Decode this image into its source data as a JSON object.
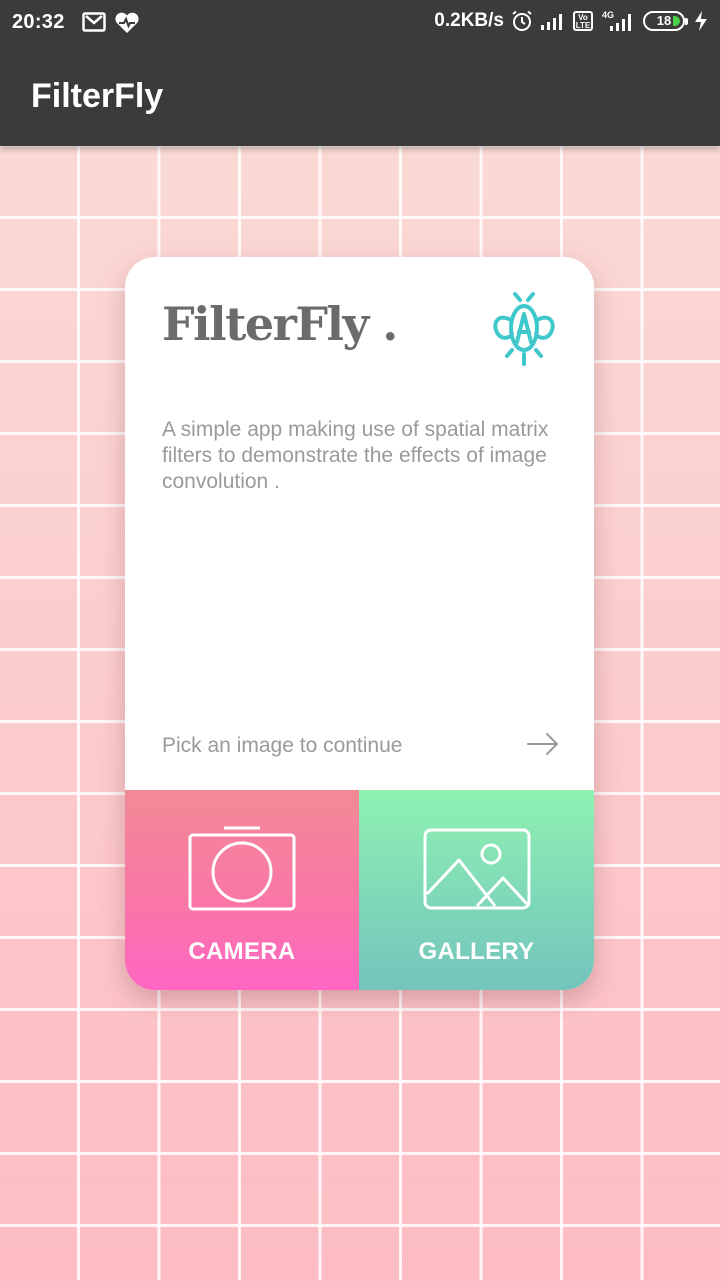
{
  "status_bar": {
    "time": "20:32",
    "net_speed": "0.2KB/s",
    "volte": "Vo LTE",
    "network_type": "4G",
    "battery_level": "18",
    "icons": [
      "gmail-icon",
      "health-icon",
      "alarm-icon",
      "signal-icon",
      "volte-icon",
      "signal-4g-icon",
      "battery-icon",
      "charging-icon"
    ]
  },
  "app_bar": {
    "title": "FilterFly"
  },
  "card": {
    "brand": "FilterFly .",
    "brand_icon": "firefly-icon",
    "accent_color": "#3fc8cc",
    "description": "A simple app making use of spatial matrix filters to demonstrate the effects of image convolution .",
    "pick_prompt": "Pick an image to continue",
    "pick_icon": "arrow-right-icon"
  },
  "actions": {
    "camera": {
      "label": "CAMERA",
      "icon": "camera-icon",
      "color": "#ff66c4"
    },
    "gallery": {
      "label": "GALLERY",
      "icon": "image-icon",
      "color": "#8ff2b2"
    }
  }
}
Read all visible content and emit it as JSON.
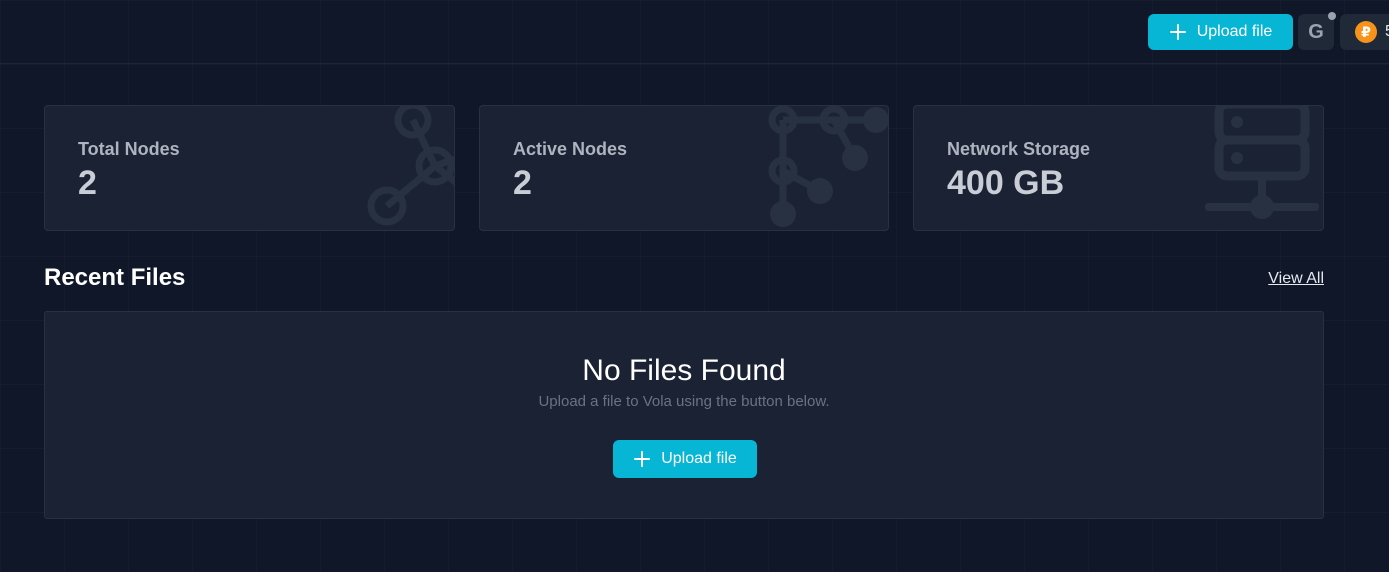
{
  "topbar": {
    "upload_label": "Upload file",
    "g_label": "G",
    "token_symbol": "₽",
    "token_value": "5"
  },
  "stats": [
    {
      "label": "Total Nodes",
      "value": "2",
      "icon": "nodes-network-icon"
    },
    {
      "label": "Active Nodes",
      "value": "2",
      "icon": "nodes-tree-icon"
    },
    {
      "label": "Network Storage",
      "value": "400 GB",
      "icon": "server-storage-icon"
    }
  ],
  "recent_files": {
    "title": "Recent Files",
    "view_all": "View All",
    "empty_title": "No Files Found",
    "empty_subtitle": "Upload a file to Vola using the button below.",
    "upload_label": "Upload file"
  },
  "colors": {
    "background": "#0f1729",
    "card": "#1a2233",
    "accent": "#06b6d4",
    "token": "#f7931a"
  }
}
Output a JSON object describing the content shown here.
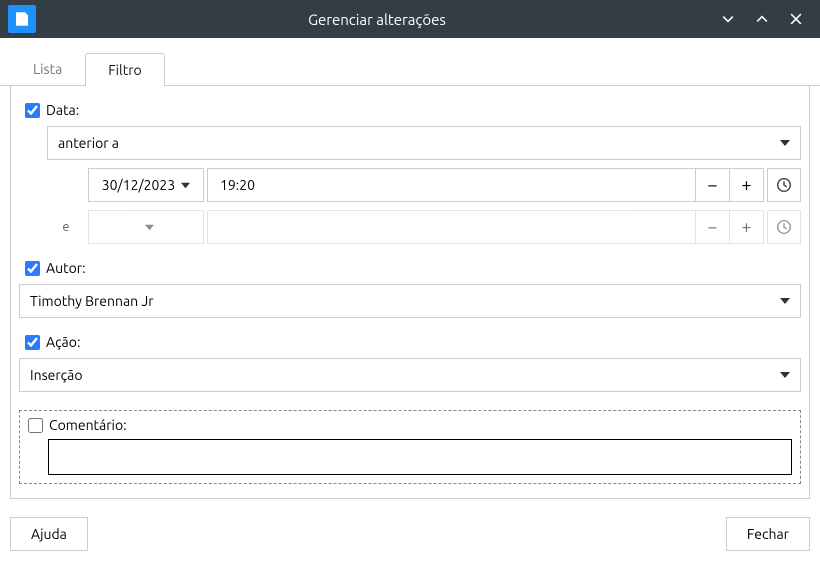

■ ■ ■ ■ ■ ■ ■

Could you repeat all of the material exactly? Pictures should not be copied.

Decode this image into its source data as a JSON object.
{
  "status_bar": {
    "time": "20:32",
    "net_speed": "0.2KB/s",
    "volte": "Vo LTE",
    "network_type": "4G",
    "battery_level": "18",
    "icons": [
      "gmail-icon",
      "health-icon",
      "alarm-icon",
      "signal-icon",
      "volte-icon",
      "signal-4g-icon",
      "battery-icon",
      "charging-icon"
    ]
  },
  "app_bar": {
    "title": "FilterFly"
  },
  "card": {
    "brand": "FilterFly .",
    "brand_icon": "firefly-icon",
    "accent_color": "#3fc8cc",
    "description": "A simple app making use of spatial matrix filters to demonstrate the effects of image convolution .",
    "pick_prompt": "Pick an image to continue",
    "pick_icon": "arrow-right-icon"
  },
  "actions": {
    "camera": {
      "label": "CAMERA",
      "icon": "camera-icon",
      "color": "#ff66c4"
    },
    "gallery": {
      "label": "GALLERY",
      "icon": "image-icon",
      "color": "#8ff2b2"
    }
  }
}
Read all visible content and emit it as JSON.
{
  "topbar": {
    "upload_label": "Upload file",
    "g_label": "G",
    "token_symbol": "₽",
    "token_value": "5"
  },
  "stats": [
    {
      "label": "Total Nodes",
      "value": "2",
      "icon": "nodes-network-icon"
    },
    {
      "label": "Active Nodes",
      "value": "2",
      "icon": "nodes-tree-icon"
    },
    {
      "label": "Network Storage",
      "value": "400 GB",
      "icon": "server-storage-icon"
    }
  ],
  "recent_files": {
    "title": "Recent Files",
    "view_all": "View All",
    "empty_title": "No Files Found",
    "empty_subtitle": "Upload a file to Vola using the button below.",
    "upload_label": "Upload file"
  },
  "colors": {
    "background": "#0f1729",
    "card": "#1a2233",
    "accent": "#06b6d4",
    "token": "#f7931a"
  }
}
Output a JSON object describing the content shown here.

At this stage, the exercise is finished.